▶ **EXERCISE MATERIALS**:
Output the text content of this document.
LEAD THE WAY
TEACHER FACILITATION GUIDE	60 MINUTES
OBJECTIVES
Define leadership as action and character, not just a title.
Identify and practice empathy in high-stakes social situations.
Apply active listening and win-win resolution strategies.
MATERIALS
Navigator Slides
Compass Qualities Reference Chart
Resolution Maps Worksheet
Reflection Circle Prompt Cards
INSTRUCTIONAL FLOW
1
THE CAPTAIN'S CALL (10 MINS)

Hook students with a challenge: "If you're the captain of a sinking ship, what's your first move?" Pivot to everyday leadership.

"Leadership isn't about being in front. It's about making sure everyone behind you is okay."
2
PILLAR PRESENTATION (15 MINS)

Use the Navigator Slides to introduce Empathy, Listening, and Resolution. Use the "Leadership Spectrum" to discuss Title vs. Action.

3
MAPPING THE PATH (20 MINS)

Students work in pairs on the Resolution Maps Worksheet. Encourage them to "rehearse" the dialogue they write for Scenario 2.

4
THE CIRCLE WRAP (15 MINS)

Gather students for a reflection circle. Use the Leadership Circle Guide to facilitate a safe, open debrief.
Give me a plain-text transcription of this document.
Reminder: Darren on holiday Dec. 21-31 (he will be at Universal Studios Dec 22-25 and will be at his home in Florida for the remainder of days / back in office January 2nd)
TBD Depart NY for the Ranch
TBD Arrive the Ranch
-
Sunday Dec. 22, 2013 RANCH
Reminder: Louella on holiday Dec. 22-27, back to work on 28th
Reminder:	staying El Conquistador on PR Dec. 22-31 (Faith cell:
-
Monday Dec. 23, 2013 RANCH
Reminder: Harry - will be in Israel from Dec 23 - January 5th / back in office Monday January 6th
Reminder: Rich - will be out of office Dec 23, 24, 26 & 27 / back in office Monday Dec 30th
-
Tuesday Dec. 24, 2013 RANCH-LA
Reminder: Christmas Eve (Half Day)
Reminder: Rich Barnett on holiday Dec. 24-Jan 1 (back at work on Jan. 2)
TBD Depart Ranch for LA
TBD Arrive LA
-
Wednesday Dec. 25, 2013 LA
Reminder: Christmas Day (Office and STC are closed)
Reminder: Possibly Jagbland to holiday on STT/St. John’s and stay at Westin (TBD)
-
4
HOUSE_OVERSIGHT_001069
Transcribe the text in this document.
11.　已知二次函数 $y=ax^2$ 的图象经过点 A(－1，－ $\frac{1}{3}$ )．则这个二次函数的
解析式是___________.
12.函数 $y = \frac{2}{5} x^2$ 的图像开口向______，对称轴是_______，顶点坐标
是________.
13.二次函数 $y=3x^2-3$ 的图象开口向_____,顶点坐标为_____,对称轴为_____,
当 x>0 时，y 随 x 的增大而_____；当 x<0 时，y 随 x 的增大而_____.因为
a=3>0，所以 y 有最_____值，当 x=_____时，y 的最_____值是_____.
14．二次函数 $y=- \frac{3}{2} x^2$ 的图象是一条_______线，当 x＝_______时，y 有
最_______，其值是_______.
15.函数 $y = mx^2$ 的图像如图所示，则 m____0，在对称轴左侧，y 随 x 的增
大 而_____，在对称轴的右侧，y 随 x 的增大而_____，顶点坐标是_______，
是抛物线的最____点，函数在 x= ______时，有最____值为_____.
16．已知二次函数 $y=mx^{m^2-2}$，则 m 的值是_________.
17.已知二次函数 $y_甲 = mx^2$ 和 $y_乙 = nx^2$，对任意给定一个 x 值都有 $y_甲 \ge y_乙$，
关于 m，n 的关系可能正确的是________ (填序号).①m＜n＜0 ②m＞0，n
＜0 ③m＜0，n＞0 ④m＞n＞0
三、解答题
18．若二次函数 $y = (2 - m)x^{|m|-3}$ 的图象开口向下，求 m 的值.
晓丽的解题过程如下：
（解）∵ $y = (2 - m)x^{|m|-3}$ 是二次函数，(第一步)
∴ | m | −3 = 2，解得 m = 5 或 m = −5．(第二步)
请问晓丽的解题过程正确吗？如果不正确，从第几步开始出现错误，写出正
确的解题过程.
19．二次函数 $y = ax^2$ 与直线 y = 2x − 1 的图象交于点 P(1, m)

▶ **TASK PROMPT**: Print out the whole listing exactly as it appears.

▶ **SOLUTION FOR THIS EXERCISE**:
Output the text content of this document.
LEAD THE WAY
TEACHER FACILITATION GUIDE	60 MINUTES
OBJECTIVES
Define leadership as action and character, not just a title.
Identify and practice empathy in high-stakes social situations.
Apply active listening and win-win resolution strategies.
MATERIALS
Navigator Slides
Compass Qualities Reference Chart
Resolution Maps Worksheet
Reflection Circle Prompt Cards
INSTRUCTIONAL FLOW
1
THE CAPTAIN'S CALL (10 MINS)

Hook students with a challenge: "If you're the captain of a sinking ship, what's your first move?" Pivot to everyday leadership.

"Leadership isn't about being in front. It's about making sure everyone behind you is okay."
2
PILLAR PRESENTATION (15 MINS)

Use the Navigator Slides to introduce Empathy, Listening, and Resolution. Use the "Leadership Spectrum" to discuss Title vs. Action.

3
MAPPING THE PATH (20 MINS)

Students work in pairs on the Resolution Maps Worksheet. Encourage them to "rehearse" the dialogue they write for Scenario 2.

4
THE CIRCLE WRAP (15 MINS)

Gather students for a reflection circle. Use the Leadership Circle Guide to facilitate a safe, open debrief.
Give me a plain-text transcription of this document.
Reminder: Darren on holiday Dec. 21-31 (he will be at Universal Studios Dec 22-25 and will be at his home in Florida for the remainder of days / back in office January 2nd)
TBD Depart NY for the Ranch
TBD Arrive the Ranch
-
Sunday Dec. 22, 2013 RANCH
Reminder: Louella on holiday Dec. 22-27, back to work on 28th
Reminder:	staying El Conquistador on PR Dec. 22-31 (Faith cell:
-
Monday Dec. 23, 2013 RANCH
Reminder: Harry - will be in Israel from Dec 23 - January 5th / back in office Monday January 6th
Reminder: Rich - will be out of office Dec 23, 24, 26 & 27 / back in office Monday Dec 30th
-
Tuesday Dec. 24, 2013 RANCH-LA
Reminder: Christmas Eve (Half Day)
Reminder: Rich Barnett on holiday Dec. 24-Jan 1 (back at work on Jan. 2)
TBD Depart Ranch for LA
TBD Arrive LA
-
Wednesday Dec. 25, 2013 LA
Reminder: Christmas Day (Office and STC are closed)
Reminder: Possibly Jagbland to holiday on STT/St. John’s and stay at Westin (TBD)
-
4
HOUSE_OVERSIGHT_001069
Transcribe the text in this document.
11.　已知二次函数 $y=ax^2$ 的图象经过点 A(－1，－ $\frac{1}{3}$ )．则这个二次函数的
解析式是___________.
12.函数 $y = \frac{2}{5} x^2$ 的图像开口向______，对称轴是_______，顶点坐标
是________.
13.二次函数 $y=3x^2-3$ 的图象开口向_____,顶点坐标为_____,对称轴为_____,
当 x>0 时，y 随 x 的增大而_____；当 x<0 时，y 随 x 的增大而_____.因为
a=3>0，所以 y 有最_____值，当 x=_____时，y 的最_____值是_____.
14．二次函数 $y=- \frac{3}{2} x^2$ 的图象是一条_______线，当 x＝_______时，y 有
最_______，其值是_______.
15.函数 $y = mx^2$ 的图像如图所示，则 m____0，在对称轴左侧，y 随 x 的增
大 而_____，在对称轴的右侧，y 随 x 的增大而_____，顶点坐标是_______，
是抛物线的最____点，函数在 x= ______时，有最____值为_____.
16．已知二次函数 $y=mx^{m^2-2}$，则 m 的值是_________.
17.已知二次函数 $y_甲 = mx^2$ 和 $y_乙 = nx^2$，对任意给定一个 x 值都有 $y_甲 \ge y_乙$，
关于 m，n 的关系可能正确的是________ (填序号).①m＜n＜0 ②m＞0，n
＜0 ③m＜0，n＞0 ④m＞n＞0
三、解答题
18．若二次函数 $y = (2 - m)x^{|m|-3}$ 的图象开口向下，求 m 的值.
晓丽的解题过程如下：
（解）∵ $y = (2 - m)x^{|m|-3}$ 是二次函数，(第一步)
∴ | m | −3 = 2，解得 m = 5 或 m = −5．(第二步)
请问晓丽的解题过程正确吗？如果不正确，从第几步开始出现错误，写出正
确的解题过程.
19．二次函数 $y = ax^2$ 与直线 y = 2x − 1 的图象交于点 P(1, m)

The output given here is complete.